▶ _Written task_:
Show every line in the entries below where the word "terrazas" appears.

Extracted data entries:

(begin)

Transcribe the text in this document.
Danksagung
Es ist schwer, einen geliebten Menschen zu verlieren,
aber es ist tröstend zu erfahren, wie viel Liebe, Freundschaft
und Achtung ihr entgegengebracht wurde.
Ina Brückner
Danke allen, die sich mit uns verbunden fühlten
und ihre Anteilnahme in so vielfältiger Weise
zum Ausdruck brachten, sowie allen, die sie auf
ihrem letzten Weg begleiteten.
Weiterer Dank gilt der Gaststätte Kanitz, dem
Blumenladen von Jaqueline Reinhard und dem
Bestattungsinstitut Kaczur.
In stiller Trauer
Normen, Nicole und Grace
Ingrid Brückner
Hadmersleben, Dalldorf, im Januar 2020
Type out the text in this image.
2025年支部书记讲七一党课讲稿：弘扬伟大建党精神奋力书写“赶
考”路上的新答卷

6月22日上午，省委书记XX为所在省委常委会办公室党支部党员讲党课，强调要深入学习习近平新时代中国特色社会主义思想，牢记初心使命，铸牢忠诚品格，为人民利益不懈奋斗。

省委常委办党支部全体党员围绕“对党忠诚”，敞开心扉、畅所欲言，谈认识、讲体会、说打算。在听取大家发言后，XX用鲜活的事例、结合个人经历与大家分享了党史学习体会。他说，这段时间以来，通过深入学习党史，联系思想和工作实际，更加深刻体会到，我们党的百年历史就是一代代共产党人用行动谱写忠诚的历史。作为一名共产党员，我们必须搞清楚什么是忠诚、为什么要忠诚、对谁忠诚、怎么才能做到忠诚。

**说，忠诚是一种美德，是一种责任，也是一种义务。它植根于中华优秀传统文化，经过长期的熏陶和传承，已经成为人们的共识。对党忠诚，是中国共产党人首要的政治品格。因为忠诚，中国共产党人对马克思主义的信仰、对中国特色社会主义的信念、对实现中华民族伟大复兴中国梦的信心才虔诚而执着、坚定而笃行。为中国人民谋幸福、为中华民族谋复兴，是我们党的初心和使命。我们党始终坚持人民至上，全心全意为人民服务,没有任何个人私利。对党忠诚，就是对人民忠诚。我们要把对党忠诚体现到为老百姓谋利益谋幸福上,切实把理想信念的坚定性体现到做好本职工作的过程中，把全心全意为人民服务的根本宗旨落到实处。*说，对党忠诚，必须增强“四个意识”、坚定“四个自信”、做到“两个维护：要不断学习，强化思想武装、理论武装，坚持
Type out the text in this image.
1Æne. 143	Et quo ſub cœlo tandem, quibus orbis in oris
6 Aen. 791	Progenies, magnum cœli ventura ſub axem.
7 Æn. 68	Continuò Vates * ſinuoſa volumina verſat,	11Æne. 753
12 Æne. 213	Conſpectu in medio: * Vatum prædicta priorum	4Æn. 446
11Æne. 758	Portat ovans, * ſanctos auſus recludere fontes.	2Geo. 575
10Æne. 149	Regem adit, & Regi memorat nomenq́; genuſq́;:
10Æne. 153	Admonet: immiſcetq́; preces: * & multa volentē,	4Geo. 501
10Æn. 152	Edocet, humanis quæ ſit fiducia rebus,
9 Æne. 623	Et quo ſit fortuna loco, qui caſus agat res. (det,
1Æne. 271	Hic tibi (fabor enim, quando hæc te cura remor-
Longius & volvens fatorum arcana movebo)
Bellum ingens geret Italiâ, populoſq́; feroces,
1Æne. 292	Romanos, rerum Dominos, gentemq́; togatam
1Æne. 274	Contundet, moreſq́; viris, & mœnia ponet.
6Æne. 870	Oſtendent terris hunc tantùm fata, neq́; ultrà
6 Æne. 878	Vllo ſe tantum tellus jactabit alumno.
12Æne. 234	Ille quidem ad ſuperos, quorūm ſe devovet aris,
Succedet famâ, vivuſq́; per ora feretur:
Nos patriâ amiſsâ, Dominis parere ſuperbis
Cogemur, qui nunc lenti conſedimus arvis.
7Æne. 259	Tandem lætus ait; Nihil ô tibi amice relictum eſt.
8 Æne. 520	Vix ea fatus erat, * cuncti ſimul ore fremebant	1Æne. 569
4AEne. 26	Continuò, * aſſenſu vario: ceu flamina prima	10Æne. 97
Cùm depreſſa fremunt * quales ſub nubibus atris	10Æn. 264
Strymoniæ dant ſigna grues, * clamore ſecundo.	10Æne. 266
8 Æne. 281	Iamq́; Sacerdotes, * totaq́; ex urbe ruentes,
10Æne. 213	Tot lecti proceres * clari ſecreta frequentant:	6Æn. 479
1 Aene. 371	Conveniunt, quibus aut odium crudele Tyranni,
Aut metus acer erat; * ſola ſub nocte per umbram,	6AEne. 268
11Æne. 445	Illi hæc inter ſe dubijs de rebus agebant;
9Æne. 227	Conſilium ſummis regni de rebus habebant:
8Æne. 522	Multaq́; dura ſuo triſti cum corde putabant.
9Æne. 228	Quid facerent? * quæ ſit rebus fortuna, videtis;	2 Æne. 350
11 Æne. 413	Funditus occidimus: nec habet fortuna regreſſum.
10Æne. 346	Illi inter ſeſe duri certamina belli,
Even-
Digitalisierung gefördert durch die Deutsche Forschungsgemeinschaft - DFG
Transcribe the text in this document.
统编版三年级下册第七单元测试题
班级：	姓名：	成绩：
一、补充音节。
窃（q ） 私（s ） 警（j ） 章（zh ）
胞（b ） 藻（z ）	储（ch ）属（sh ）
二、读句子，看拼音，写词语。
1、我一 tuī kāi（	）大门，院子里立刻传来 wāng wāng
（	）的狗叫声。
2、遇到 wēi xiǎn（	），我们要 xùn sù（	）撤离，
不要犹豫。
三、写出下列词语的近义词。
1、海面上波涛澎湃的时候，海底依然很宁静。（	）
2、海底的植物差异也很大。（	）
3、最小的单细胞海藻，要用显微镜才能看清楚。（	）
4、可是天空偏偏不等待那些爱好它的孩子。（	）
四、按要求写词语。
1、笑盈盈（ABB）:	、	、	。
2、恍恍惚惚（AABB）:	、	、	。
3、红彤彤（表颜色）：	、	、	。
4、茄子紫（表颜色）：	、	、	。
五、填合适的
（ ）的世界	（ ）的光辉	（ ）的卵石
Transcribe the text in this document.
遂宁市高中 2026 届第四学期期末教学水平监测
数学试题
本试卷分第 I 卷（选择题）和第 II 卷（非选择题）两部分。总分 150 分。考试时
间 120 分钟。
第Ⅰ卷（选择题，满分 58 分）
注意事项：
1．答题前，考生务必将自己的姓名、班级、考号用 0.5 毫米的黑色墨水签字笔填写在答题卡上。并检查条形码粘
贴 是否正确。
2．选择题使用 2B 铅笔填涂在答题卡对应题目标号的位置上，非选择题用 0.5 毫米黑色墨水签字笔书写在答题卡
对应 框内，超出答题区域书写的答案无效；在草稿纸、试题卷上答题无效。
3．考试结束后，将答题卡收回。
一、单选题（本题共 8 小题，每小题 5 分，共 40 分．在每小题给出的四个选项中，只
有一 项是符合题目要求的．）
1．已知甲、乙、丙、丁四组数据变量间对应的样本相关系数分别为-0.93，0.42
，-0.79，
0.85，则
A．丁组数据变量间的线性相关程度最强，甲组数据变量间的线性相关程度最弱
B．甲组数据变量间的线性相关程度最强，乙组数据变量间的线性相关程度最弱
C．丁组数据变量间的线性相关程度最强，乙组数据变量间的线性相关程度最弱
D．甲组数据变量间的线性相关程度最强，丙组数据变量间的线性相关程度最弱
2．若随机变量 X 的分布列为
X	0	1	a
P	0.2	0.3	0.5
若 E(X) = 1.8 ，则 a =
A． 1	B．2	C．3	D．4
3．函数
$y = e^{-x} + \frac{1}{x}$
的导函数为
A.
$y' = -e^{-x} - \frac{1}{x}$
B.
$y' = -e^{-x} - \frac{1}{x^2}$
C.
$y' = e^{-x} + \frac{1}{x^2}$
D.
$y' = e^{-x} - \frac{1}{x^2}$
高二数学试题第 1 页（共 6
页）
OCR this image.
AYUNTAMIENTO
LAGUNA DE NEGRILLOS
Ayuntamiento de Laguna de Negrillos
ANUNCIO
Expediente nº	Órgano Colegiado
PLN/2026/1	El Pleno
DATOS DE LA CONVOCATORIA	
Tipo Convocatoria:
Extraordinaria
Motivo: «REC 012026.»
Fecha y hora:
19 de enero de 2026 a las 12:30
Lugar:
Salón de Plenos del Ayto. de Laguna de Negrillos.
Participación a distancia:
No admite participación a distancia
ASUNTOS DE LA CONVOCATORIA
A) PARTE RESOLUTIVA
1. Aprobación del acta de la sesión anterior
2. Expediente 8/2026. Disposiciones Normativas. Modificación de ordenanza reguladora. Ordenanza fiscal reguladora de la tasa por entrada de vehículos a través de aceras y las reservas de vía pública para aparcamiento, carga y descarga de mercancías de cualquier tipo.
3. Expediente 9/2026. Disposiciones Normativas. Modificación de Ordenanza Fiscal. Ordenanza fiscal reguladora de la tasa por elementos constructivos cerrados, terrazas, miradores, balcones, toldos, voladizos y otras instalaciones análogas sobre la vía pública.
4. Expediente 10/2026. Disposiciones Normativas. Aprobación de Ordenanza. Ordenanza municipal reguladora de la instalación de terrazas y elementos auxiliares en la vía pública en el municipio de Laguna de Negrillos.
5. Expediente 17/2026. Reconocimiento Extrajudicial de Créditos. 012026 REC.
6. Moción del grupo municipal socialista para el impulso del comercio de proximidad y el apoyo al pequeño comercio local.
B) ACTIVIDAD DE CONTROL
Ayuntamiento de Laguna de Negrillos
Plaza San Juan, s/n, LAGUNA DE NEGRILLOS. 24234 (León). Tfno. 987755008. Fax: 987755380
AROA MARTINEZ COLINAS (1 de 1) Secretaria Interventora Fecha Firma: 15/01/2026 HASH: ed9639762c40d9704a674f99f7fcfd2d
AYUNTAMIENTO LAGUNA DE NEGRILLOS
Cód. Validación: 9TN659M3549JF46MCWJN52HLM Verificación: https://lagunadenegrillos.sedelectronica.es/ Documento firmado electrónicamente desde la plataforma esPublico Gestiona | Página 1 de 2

(end)

▶ _Answer below_:
3. Expediente 9/2026. Disposiciones Normativas. Modificación de Ordenanza Fiscal. Ordenanza fiscal reguladora de la tasa por elementos constructivos cerrados, terrazas, miradores, balcones, toldos, voladizos y otras instalaciones análogas sobre la vía pública.
4. Expediente 10/2026. Disposiciones Normativas. Aprobación de Ordenanza. Ordenanza municipal reguladora de la instalación de terrazas y elementos auxiliares en la vía pública en el municipio de Laguna de Negrillos.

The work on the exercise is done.